— start of Record list —
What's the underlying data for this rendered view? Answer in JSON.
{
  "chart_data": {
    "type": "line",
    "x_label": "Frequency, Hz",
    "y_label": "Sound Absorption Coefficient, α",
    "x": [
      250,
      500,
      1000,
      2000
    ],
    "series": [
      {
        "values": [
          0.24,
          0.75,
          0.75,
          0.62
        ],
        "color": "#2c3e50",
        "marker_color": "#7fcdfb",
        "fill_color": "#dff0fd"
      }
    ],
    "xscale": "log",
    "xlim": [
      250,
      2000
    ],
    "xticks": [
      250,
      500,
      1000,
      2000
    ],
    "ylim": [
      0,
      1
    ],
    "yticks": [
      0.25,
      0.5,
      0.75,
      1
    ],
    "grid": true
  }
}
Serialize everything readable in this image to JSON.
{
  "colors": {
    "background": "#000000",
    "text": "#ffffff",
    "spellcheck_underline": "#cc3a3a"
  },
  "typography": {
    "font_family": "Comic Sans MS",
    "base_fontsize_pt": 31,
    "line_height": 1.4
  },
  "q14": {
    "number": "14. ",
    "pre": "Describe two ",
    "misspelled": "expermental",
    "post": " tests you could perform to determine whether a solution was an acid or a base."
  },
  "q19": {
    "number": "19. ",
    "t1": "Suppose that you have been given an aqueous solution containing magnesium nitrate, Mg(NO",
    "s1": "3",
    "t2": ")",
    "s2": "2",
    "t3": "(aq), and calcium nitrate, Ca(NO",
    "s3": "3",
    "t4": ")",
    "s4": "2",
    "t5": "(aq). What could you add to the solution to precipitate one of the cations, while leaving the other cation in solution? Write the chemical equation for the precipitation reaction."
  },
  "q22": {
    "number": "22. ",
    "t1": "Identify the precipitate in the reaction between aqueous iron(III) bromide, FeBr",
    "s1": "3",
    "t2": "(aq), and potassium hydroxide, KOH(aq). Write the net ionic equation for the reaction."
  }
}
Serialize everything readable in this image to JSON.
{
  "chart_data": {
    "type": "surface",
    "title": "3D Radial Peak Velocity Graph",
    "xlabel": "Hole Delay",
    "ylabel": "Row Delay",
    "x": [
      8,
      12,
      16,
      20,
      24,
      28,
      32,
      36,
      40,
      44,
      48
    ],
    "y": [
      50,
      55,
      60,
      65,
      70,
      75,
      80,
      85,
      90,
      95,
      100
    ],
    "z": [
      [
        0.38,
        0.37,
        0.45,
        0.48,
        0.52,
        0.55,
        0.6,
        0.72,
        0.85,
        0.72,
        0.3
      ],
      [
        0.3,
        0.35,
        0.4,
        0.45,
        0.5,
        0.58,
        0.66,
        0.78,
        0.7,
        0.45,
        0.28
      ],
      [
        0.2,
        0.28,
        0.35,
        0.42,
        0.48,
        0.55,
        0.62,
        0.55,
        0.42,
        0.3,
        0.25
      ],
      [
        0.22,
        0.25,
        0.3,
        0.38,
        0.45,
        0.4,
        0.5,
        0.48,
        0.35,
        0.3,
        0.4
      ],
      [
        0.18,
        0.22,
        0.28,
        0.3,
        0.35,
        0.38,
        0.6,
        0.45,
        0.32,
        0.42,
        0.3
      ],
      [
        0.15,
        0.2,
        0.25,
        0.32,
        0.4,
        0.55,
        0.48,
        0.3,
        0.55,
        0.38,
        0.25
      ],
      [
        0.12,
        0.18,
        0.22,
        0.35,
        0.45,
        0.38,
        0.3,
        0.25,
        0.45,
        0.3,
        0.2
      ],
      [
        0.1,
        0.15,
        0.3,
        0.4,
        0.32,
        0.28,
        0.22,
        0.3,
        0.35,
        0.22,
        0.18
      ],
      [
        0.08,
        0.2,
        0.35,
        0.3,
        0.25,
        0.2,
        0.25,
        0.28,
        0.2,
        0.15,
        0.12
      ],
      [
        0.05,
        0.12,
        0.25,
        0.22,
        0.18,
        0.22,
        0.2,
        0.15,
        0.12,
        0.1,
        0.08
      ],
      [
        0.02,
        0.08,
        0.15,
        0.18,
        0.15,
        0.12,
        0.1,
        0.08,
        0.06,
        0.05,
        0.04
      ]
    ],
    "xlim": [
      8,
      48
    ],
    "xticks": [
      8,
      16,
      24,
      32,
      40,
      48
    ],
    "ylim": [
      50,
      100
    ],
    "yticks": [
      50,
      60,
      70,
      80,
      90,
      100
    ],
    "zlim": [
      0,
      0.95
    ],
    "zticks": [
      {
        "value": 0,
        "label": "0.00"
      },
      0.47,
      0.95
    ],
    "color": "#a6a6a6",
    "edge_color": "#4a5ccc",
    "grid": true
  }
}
— end of Record list —
__Description of the task__
From the records above, work out how many lines contain the string "equation". Give only the number.

__Correct result__
2